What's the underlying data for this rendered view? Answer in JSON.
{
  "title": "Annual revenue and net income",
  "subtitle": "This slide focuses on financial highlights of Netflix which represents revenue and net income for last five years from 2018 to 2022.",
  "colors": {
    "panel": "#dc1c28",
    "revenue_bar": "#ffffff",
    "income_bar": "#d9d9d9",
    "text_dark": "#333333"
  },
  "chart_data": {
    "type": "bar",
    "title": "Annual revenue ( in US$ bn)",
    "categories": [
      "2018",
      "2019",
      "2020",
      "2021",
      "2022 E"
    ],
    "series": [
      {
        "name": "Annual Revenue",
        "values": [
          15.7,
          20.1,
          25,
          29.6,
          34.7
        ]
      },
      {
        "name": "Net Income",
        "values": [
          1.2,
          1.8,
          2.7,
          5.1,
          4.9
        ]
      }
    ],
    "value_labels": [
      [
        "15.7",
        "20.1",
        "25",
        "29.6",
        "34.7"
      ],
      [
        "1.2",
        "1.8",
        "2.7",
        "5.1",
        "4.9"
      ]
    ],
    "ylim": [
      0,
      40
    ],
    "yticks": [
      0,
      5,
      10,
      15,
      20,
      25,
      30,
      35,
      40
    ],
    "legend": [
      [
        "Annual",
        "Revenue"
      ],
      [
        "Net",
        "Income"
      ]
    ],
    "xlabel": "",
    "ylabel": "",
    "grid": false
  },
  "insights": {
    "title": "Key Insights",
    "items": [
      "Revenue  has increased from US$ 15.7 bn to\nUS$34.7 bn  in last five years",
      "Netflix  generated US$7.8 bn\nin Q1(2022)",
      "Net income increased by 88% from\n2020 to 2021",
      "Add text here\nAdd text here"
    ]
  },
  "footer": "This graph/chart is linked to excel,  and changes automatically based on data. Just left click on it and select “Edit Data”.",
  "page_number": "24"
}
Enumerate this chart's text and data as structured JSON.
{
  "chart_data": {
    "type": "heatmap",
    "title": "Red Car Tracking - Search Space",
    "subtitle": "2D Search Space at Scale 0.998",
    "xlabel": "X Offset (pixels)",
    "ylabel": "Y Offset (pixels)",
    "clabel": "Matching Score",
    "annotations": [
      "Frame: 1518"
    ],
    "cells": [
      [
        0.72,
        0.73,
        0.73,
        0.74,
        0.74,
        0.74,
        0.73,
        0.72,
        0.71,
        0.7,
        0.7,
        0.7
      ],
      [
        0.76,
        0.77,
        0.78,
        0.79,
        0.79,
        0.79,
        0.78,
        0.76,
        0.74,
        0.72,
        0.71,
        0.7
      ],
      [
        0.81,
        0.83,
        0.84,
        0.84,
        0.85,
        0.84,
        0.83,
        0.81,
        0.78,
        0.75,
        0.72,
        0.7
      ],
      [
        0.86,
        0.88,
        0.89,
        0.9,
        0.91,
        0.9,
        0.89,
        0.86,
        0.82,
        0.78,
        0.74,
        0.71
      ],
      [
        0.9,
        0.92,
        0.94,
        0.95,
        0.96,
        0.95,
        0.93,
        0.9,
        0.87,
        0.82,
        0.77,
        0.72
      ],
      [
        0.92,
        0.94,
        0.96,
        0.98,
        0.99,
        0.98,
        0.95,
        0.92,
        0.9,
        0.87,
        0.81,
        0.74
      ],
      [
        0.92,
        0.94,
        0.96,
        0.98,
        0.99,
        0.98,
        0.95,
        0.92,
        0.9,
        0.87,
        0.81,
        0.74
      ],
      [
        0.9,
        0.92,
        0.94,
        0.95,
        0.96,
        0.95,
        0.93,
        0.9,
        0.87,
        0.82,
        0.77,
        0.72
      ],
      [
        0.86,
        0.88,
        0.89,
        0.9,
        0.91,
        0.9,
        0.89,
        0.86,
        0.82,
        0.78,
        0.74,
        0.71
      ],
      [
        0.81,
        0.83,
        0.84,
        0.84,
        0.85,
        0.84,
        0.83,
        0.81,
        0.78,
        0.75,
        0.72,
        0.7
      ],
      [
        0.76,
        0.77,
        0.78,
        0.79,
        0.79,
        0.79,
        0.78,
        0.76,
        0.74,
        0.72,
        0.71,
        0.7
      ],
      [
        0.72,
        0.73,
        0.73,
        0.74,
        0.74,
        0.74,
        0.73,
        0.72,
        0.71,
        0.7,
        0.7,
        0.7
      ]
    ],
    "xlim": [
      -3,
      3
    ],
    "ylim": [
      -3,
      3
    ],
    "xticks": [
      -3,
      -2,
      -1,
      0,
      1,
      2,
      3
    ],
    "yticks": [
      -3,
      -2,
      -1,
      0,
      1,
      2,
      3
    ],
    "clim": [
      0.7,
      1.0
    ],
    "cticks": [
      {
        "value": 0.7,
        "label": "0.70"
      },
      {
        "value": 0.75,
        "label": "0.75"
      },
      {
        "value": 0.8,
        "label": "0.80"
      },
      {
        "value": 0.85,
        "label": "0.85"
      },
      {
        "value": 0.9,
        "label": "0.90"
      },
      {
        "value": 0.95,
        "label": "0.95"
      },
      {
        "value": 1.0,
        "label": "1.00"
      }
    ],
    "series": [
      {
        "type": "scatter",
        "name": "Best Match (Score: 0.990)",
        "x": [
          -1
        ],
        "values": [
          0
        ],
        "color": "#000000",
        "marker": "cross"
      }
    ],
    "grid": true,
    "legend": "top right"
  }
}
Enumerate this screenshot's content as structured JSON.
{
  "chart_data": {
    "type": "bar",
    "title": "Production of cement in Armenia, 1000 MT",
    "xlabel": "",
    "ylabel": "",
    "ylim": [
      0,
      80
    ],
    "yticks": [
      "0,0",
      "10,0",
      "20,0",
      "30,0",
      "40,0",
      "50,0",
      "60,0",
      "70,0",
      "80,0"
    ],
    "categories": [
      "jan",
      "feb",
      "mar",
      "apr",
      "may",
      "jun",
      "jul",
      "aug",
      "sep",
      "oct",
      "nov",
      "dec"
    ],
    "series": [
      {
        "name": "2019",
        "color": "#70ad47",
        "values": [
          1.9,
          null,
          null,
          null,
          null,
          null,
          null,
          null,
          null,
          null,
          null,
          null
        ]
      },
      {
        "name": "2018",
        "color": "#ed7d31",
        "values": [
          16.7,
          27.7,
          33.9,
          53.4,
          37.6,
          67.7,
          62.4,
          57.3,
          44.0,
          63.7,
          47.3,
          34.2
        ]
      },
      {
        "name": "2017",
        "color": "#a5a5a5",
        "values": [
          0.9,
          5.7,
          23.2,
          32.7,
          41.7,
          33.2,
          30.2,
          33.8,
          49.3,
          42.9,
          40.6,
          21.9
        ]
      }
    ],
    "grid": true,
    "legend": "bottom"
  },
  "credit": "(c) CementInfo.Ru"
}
_ _ _ _ _ _ _
- What you should do
Report how many lines in the listing include the word "structured". Give nothing but the count.

- Result
2